Aim: The entries need to be copied exactly.

Available data:
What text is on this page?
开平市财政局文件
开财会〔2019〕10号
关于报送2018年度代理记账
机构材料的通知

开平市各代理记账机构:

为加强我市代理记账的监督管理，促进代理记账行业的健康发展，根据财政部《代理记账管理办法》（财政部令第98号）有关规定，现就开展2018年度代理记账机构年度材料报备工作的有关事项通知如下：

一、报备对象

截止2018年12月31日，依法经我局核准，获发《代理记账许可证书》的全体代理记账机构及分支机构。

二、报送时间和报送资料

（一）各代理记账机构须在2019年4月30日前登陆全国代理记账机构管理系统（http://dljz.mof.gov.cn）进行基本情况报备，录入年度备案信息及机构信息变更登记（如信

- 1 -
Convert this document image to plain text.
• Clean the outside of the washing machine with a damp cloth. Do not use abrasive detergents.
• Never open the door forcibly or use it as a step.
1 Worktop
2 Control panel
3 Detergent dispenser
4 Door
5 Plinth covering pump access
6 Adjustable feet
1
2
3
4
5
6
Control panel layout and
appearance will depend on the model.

Response to the task:
What text is on this page?
开平市财政局文件
开财会〔2019〕10号
关于报送2018年度代理记账
机构材料的通知

开平市各代理记账机构:

为加强我市代理记账的监督管理，促进代理记账行业的健康发展，根据财政部《代理记账管理办法》（财政部令第98号）有关规定，现就开展2018年度代理记账机构年度材料报备工作的有关事项通知如下：

一、报备对象

截止2018年12月31日，依法经我局核准，获发《代理记账许可证书》的全体代理记账机构及分支机构。

二、报送时间和报送资料

（一）各代理记账机构须在2019年4月30日前登陆全国代理记账机构管理系统（http://dljz.mof.gov.cn）进行基本情况报备，录入年度备案信息及机构信息变更登记（如信

- 1 -
Convert this document image to plain text.
• Clean the outside of the washing machine with a damp cloth. Do not use abrasive detergents.
• Never open the door forcibly or use it as a step.
1 Worktop
2 Control panel
3 Detergent dispenser
4 Door
5 Plinth covering pump access
6 Adjustable feet
1
2
3
4
5
6
Control panel layout and
appearance will depend on the model.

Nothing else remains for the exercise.